Records from a collection of figures:
------------------------------------------------------------

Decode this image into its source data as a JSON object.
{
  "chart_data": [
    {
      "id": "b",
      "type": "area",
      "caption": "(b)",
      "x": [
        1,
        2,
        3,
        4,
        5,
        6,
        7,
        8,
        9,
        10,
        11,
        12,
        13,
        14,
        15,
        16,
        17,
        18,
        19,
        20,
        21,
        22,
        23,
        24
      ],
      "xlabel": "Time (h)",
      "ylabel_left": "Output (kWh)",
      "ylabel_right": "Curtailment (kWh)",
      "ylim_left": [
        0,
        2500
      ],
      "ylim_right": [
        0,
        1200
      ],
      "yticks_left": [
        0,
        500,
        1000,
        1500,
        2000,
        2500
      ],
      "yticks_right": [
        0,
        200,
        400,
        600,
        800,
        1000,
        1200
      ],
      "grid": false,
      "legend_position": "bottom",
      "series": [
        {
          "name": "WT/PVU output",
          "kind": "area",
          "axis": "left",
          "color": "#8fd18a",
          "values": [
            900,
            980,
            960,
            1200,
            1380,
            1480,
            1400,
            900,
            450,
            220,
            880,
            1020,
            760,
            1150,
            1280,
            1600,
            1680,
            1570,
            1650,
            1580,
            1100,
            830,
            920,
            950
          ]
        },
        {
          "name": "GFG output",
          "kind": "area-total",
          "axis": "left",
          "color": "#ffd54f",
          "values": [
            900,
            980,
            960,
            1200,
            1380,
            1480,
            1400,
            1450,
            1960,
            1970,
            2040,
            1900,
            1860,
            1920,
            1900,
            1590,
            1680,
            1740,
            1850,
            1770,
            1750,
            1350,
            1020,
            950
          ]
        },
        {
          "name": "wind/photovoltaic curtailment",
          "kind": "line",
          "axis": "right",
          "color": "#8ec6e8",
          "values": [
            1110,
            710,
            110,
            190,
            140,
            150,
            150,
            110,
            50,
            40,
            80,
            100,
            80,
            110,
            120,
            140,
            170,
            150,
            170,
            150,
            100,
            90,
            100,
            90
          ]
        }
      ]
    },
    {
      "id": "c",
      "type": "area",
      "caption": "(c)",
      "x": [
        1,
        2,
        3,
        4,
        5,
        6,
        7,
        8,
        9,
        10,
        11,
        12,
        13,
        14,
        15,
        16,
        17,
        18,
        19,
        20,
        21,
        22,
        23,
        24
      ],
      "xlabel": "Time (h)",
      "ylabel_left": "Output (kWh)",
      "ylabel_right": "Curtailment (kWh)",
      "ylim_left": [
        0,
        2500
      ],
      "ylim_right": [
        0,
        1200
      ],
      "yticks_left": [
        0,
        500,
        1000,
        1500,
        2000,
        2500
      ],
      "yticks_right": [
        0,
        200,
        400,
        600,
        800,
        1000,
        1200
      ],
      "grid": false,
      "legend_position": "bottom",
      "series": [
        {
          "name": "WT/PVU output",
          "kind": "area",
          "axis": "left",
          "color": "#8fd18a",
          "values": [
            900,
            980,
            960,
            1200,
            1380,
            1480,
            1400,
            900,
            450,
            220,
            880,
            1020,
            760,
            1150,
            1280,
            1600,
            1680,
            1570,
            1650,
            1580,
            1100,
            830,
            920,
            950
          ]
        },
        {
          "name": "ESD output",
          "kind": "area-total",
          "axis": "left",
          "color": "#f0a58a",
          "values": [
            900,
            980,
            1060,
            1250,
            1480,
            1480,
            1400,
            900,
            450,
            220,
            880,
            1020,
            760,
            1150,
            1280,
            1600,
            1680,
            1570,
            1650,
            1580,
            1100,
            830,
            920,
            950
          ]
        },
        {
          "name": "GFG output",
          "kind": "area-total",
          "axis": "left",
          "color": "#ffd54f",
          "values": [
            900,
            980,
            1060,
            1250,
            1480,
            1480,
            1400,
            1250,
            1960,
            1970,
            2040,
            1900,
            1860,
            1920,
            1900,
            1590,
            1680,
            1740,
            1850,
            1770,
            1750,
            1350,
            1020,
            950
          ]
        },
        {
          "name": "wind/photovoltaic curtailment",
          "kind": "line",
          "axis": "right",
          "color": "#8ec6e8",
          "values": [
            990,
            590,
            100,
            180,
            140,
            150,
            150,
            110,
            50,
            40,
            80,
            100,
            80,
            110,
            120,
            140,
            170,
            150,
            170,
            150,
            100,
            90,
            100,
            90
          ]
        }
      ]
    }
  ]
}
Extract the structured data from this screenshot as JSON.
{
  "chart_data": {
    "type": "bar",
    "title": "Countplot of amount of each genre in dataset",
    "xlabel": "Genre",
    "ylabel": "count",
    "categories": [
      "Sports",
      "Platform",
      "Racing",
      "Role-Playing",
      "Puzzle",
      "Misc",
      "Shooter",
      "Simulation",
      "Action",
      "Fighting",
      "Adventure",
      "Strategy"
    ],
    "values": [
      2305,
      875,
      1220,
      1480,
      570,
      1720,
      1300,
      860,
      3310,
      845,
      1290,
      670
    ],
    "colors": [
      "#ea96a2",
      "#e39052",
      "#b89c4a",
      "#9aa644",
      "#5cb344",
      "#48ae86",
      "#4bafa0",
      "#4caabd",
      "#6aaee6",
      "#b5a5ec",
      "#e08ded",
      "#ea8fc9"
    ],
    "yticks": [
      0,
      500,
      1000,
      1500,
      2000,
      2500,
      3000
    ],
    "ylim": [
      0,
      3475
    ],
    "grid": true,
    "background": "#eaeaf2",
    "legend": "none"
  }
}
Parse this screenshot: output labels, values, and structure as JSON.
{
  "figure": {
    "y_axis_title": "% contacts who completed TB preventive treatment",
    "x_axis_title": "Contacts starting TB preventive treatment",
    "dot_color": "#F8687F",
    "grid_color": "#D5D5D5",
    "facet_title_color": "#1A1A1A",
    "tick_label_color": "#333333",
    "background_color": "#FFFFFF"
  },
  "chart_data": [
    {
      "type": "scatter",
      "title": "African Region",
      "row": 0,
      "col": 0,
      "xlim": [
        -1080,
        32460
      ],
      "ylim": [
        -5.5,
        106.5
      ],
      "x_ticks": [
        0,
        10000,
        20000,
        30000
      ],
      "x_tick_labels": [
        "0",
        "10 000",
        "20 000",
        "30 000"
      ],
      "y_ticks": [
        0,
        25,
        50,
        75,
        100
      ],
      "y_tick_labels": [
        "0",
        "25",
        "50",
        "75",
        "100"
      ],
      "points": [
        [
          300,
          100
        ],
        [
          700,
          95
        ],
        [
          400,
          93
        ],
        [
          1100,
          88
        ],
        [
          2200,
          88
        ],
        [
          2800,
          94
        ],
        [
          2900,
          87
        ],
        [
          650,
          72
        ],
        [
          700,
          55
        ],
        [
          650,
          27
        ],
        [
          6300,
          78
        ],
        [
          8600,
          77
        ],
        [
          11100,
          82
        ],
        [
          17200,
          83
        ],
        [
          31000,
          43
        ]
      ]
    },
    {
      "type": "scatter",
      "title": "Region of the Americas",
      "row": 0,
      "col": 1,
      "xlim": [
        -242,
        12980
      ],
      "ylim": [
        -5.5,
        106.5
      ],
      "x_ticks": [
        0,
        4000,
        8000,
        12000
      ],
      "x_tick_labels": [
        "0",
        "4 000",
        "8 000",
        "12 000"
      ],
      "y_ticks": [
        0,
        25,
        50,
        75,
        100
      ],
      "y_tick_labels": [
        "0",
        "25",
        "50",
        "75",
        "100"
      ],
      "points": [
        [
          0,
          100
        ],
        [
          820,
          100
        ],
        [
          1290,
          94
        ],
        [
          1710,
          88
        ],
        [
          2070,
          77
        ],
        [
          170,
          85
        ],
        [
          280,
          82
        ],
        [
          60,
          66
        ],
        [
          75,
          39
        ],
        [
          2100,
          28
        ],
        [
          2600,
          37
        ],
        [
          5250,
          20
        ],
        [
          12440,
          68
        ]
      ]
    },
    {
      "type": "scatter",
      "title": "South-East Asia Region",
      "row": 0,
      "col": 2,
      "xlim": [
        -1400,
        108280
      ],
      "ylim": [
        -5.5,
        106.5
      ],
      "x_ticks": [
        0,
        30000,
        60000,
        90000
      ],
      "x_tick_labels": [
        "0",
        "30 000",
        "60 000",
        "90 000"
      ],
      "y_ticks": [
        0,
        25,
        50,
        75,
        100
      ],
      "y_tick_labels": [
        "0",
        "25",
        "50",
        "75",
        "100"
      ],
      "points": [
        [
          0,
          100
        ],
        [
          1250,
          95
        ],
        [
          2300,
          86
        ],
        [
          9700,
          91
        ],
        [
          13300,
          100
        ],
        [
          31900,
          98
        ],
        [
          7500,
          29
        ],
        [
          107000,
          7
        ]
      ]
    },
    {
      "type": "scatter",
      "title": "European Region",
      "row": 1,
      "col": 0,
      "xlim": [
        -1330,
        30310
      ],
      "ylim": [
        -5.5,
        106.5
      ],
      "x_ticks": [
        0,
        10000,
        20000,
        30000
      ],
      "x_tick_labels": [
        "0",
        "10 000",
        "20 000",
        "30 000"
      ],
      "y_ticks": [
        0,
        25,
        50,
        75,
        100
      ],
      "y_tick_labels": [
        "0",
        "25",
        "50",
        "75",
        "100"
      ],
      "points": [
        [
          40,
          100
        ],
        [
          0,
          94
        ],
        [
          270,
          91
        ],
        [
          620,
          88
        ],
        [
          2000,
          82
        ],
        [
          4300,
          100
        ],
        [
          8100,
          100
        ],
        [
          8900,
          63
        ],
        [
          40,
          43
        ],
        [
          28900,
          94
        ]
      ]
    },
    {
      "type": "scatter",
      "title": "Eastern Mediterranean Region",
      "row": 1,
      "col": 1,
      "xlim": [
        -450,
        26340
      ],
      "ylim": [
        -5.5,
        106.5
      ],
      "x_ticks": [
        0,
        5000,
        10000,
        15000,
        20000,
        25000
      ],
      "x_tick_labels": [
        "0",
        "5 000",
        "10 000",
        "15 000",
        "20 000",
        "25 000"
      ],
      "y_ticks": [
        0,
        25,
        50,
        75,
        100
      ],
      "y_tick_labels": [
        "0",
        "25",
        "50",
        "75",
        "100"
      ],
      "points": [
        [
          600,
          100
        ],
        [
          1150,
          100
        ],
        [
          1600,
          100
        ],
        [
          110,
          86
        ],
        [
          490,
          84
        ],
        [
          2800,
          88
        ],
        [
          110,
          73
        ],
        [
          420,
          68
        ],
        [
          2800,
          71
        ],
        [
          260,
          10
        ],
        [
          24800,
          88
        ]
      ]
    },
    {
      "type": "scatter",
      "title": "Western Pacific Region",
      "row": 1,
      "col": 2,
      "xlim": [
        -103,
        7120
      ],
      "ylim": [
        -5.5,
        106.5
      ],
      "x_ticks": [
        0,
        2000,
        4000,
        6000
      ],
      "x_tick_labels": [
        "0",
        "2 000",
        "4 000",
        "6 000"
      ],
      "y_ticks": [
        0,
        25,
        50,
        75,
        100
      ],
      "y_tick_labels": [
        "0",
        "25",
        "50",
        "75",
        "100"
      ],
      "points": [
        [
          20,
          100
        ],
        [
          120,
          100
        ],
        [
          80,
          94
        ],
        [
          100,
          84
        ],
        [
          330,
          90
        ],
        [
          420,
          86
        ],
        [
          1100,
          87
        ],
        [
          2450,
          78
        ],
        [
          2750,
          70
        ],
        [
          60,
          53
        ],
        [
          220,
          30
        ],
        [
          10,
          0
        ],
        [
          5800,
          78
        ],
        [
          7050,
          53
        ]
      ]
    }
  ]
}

------------------------------------------------------------

From the entries above, copy every line containing the word "JSON".

RESULT OF THIS EXERCISE:
Decode this image into its source data as a JSON object.
Extract the structured data from this screenshot as JSON.
Parse this screenshot: output labels, values, and structure as JSON.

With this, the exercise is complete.